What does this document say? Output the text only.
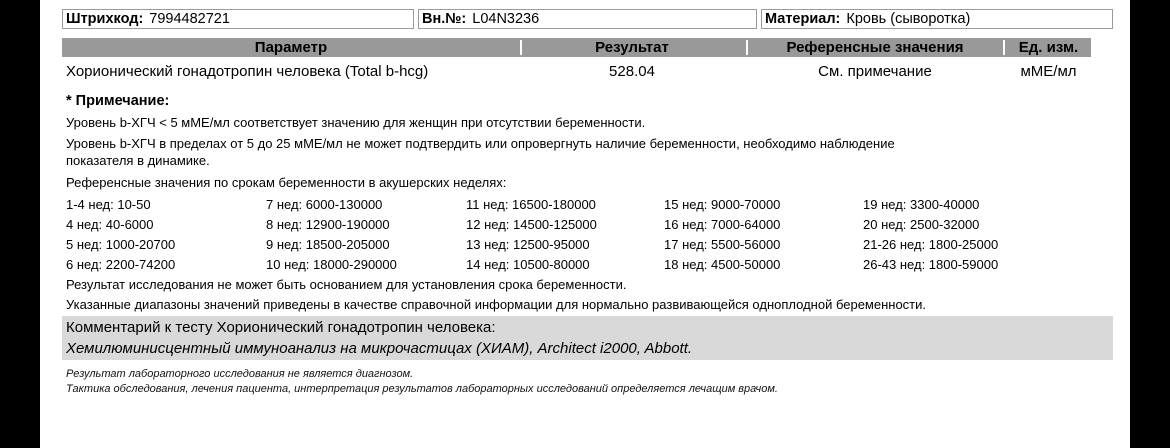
Штрихкод: 7994482721	Вн.№: L04N3236	Материал: Кровь (сыворотка)
Параметр	Результат	Референсные значения	Ед. изм.
Хорионический гонадотропин человека (Total b-hcg)	528.04	См. примечание	мМЕ/мл
* Примечание:
Уровень b-ХГЧ < 5 мМЕ/мл соответствует значению для женщин при отсутствии беременности.
Уровень b-ХГЧ в пределах от 5 до 25 мМЕ/мл не может подтвердить или опровергнуть наличие беременности, необходимо наблюдение
показателя в динамике.
Референсные значения по срокам беременности в акушерских неделях:
1-4 нед: 10-50	7 нед: 6000-130000	11 нед: 16500-180000	15 нед: 9000-70000	19 нед: 3300-40000
4 нед: 40-6000	8 нед: 12900-190000	12 нед: 14500-125000	16 нед: 7000-64000	20 нед: 2500-32000
5 нед: 1000-20700	9 нед: 18500-205000	13 нед: 12500-95000	17 нед: 5500-56000	21-26 нед: 1800-25000
6 нед: 2200-74200	10 нед: 18000-290000	14 нед: 10500-80000	18 нед: 4500-50000	26-43 нед: 1800-59000
Результат исследования не может быть основанием для установления срока беременности.
Указанные диапазоны значений приведены в качестве справочной информации для нормально развивающейся одноплодной беременности.
Комментарий к тесту Хорионический гонадотропин человека:
Хемилюминисцентный иммуноанализ на микрочастицах (ХИАМ), Architect i2000, Abbott.
Результат лабораторного исследования не является диагнозом.
Тактика обследования, лечения пациента, интерпретация результатов лабораторных исследований определяется лечащим врачом.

----

Find the word "Референсные" in the entries, and copy every line it shows up in.

Result of this exercise
Параметр	Результат	Референсные значения	Ед. изм.
Референсные значения по срокам беременности в акушерских неделях:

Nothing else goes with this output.